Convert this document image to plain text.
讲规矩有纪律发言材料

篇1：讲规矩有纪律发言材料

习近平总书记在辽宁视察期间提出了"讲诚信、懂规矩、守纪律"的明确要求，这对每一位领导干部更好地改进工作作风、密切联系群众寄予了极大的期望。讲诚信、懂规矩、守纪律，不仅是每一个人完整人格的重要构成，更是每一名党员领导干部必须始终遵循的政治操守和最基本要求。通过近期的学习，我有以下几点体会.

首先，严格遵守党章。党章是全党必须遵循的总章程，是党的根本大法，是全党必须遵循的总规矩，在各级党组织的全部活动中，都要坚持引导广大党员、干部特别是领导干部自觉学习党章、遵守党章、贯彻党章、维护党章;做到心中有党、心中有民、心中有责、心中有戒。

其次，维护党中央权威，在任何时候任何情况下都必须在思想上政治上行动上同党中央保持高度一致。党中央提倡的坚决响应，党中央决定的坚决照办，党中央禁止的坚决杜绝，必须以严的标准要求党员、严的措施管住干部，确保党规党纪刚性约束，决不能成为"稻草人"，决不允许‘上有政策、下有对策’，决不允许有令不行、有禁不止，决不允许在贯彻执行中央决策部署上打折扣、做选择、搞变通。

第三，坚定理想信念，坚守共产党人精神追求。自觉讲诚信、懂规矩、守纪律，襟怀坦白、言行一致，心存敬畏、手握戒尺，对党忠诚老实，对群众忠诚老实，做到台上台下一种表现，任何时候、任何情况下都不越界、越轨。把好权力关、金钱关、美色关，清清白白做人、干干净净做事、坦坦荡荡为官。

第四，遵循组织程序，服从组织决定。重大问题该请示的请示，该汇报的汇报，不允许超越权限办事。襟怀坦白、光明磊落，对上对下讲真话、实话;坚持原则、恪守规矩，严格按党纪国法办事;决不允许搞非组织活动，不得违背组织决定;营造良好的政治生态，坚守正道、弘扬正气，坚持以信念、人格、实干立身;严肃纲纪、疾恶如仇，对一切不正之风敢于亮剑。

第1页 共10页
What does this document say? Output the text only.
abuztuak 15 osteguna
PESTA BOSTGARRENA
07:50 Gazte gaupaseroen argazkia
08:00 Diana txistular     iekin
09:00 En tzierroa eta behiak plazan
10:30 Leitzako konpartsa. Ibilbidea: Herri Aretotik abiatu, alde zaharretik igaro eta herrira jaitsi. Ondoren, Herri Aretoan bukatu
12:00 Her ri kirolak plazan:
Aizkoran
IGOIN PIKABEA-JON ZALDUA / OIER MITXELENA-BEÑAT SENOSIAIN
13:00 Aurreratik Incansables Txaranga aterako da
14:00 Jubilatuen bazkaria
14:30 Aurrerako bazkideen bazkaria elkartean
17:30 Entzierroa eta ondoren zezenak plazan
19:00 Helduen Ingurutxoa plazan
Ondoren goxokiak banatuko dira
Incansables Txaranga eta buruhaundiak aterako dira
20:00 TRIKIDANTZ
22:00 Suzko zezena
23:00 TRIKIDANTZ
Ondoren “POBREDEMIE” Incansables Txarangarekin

==*==

Problem to work on —
Tally the lines in these entries that have the string "document" in them, then answer with the count and nothing else.

Reply —
2